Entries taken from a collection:
____
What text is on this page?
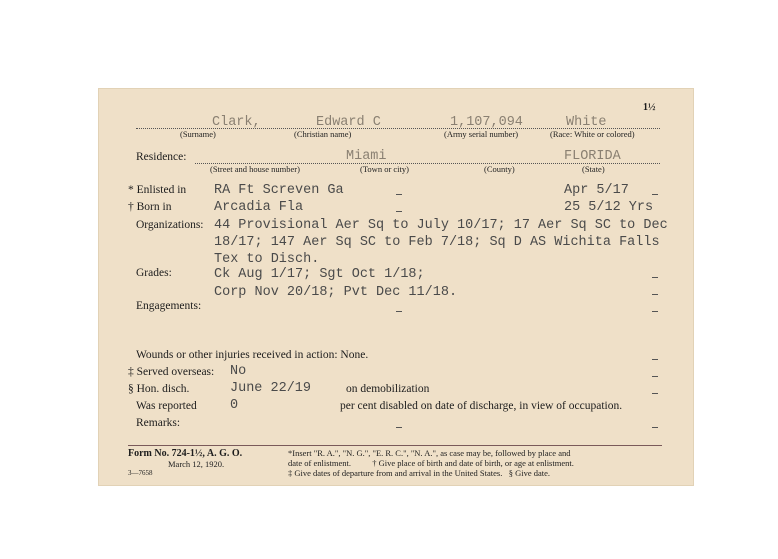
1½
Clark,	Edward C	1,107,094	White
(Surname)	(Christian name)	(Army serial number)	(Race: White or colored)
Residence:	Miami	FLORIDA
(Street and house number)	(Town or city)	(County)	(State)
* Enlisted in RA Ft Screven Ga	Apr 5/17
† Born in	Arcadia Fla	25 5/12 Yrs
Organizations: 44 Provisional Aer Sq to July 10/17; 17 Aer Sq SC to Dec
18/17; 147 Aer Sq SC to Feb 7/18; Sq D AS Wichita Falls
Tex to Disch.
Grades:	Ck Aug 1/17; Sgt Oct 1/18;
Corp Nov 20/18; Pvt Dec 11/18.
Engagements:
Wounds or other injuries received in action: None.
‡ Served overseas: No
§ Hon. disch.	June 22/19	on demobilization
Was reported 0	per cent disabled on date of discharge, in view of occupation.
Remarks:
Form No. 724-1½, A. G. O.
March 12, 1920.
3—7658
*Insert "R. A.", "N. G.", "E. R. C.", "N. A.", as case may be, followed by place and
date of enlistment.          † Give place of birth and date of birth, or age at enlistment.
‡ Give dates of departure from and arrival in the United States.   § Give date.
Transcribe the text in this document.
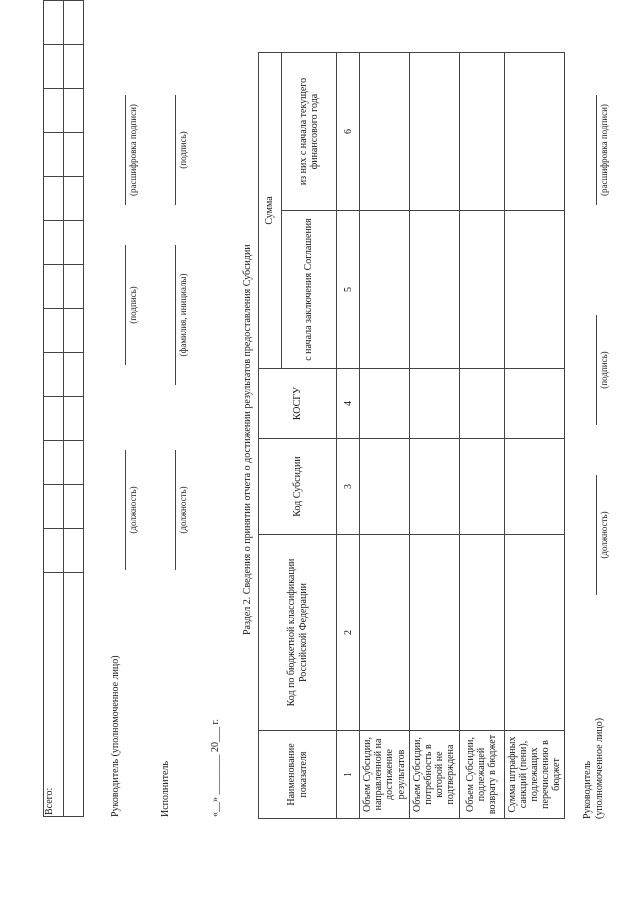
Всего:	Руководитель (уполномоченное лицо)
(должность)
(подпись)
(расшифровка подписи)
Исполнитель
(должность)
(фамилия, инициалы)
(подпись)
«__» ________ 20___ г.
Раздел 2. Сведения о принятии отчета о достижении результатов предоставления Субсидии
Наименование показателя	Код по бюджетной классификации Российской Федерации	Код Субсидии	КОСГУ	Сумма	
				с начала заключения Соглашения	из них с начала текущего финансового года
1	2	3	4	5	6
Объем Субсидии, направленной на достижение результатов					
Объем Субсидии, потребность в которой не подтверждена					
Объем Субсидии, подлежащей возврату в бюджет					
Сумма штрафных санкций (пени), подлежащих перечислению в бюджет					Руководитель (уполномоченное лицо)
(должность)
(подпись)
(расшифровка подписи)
____
Pull out each line containing the word "this" and copy it.

What text is on this page?
Transcribe the text in this document.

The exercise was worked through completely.